Count every line of these entries that holds the word "rerum", and reply with the number only.

————

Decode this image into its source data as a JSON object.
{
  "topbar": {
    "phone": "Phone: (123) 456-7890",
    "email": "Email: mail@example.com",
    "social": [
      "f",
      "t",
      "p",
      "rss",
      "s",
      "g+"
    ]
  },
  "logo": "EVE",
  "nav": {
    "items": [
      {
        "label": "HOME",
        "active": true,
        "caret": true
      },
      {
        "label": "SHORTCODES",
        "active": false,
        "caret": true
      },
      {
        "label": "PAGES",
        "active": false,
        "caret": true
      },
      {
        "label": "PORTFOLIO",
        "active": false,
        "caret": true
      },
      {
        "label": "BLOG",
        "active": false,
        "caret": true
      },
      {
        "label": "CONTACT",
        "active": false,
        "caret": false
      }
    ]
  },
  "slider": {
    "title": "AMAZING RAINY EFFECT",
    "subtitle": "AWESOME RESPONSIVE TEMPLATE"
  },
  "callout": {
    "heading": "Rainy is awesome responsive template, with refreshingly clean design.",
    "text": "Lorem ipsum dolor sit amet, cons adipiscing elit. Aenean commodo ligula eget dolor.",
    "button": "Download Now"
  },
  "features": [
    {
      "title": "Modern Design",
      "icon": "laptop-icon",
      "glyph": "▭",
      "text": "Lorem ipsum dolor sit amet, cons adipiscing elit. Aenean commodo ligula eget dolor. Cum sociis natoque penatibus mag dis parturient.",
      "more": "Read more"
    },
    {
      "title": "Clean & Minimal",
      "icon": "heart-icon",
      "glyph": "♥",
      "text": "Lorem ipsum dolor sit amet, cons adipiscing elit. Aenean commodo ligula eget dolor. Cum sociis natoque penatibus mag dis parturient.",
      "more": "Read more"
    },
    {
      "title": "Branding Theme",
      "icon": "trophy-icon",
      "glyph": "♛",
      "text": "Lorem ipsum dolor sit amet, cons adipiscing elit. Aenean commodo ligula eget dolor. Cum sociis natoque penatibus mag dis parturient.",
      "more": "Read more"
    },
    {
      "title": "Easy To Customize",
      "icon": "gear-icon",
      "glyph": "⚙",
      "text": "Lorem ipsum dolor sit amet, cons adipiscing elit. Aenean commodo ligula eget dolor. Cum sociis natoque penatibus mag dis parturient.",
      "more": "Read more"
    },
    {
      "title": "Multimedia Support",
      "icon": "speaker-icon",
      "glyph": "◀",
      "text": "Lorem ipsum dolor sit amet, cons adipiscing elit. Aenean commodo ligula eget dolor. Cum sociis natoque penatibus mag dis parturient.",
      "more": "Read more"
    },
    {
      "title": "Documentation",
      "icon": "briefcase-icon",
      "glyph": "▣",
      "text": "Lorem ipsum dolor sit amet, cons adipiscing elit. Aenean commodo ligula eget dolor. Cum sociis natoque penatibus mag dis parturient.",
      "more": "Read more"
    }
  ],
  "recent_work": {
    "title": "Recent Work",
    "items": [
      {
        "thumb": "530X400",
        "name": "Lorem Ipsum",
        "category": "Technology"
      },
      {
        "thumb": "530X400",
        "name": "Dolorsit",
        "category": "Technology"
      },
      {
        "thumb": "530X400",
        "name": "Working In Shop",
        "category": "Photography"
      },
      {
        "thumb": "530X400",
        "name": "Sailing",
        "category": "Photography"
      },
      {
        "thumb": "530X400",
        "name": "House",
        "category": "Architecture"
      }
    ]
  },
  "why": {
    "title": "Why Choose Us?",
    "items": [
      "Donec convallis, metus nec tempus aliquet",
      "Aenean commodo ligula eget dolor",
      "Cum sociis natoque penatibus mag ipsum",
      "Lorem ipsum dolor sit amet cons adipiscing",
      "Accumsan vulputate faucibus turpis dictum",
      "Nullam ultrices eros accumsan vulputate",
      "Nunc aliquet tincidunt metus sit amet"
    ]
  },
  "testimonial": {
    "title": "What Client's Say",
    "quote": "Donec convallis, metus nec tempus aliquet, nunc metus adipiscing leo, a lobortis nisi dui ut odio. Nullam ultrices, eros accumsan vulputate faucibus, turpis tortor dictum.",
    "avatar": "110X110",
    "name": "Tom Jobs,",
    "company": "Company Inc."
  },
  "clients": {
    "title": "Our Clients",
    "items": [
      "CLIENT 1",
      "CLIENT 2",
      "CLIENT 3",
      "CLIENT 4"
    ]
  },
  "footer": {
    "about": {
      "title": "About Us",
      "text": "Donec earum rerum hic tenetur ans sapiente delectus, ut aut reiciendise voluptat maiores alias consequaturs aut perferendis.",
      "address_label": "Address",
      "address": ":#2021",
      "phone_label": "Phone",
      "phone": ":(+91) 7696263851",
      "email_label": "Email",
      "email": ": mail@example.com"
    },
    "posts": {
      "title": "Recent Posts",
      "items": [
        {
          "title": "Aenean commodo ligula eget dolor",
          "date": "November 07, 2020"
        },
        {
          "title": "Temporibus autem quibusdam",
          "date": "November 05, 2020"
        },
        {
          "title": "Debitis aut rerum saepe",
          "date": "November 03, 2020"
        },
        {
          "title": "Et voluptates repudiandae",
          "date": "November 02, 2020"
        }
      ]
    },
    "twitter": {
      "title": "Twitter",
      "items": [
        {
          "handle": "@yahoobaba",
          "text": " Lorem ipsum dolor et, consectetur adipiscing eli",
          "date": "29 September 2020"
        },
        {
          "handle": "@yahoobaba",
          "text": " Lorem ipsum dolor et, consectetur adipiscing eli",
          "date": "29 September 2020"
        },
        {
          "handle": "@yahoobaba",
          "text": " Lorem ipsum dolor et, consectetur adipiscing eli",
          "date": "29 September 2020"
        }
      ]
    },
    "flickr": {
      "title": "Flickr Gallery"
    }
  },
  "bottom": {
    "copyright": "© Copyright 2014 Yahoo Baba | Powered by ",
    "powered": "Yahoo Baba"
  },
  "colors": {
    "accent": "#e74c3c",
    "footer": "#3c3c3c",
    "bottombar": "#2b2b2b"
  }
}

————

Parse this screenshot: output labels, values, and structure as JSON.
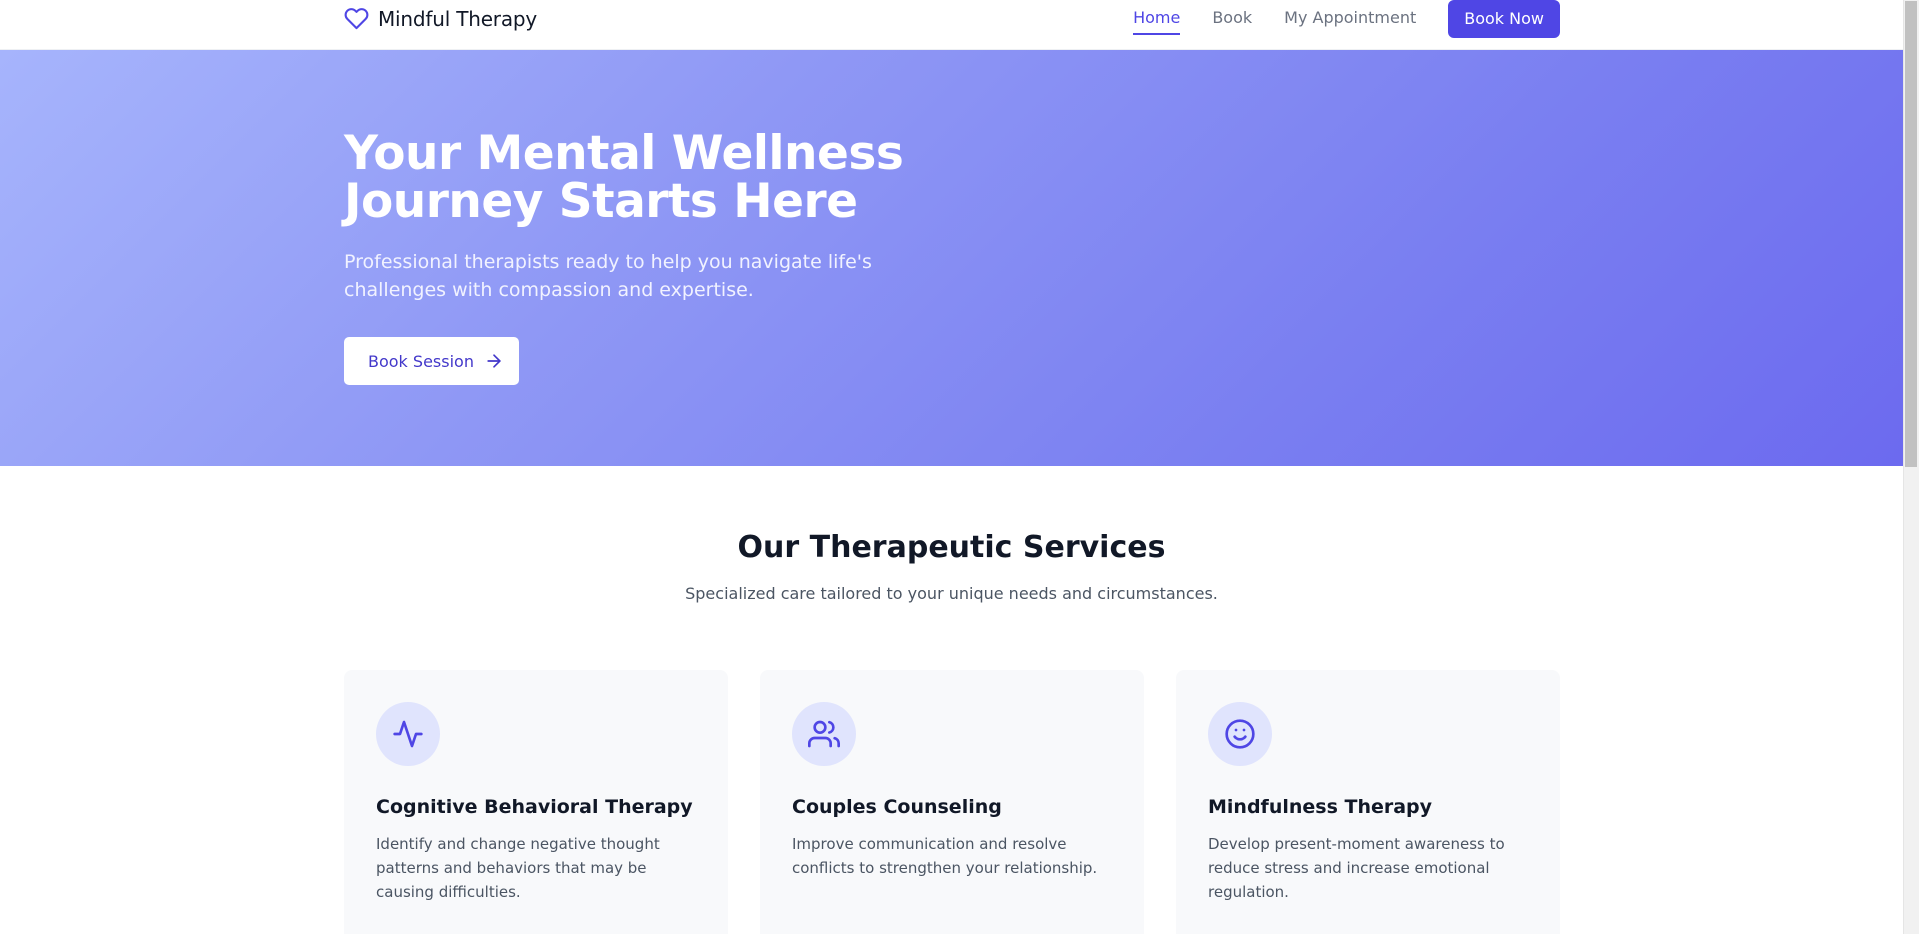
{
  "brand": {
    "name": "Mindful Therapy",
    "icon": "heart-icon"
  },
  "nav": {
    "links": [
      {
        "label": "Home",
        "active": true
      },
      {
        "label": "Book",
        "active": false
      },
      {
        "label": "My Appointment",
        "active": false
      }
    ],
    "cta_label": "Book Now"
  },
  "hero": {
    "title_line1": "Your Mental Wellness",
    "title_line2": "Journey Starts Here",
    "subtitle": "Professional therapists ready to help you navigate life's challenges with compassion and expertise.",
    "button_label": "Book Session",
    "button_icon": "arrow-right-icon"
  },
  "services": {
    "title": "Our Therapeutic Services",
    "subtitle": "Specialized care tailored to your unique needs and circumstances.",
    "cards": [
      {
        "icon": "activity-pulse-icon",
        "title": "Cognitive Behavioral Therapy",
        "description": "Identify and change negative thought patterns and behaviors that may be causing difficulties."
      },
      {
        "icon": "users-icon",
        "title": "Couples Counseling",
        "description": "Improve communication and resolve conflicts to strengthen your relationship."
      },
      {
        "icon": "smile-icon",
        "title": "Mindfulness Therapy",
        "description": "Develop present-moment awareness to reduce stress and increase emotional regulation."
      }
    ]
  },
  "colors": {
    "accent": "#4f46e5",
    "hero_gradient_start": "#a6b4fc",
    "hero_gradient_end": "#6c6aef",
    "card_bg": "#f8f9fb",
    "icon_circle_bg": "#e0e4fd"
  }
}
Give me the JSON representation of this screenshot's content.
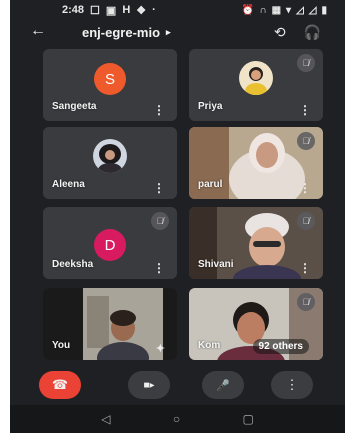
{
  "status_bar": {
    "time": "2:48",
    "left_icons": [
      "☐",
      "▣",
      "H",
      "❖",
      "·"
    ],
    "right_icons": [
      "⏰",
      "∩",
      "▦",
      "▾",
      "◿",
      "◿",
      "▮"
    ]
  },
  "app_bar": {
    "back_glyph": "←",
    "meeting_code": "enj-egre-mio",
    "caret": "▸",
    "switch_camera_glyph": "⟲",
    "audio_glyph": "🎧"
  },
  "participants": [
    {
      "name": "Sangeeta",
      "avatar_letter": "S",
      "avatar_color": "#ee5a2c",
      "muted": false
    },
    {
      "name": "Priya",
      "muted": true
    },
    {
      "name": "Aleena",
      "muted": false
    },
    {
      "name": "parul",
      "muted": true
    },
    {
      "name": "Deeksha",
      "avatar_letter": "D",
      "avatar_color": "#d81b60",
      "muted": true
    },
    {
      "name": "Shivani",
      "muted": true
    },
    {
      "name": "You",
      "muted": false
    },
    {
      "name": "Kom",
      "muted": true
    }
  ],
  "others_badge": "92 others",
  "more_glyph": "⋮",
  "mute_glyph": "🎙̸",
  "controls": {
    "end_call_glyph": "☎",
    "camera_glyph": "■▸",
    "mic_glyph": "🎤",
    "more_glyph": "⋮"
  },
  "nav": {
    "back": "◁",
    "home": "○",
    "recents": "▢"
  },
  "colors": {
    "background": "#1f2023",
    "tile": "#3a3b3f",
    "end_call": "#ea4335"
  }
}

————

> **CORRECT ANSWER**:
2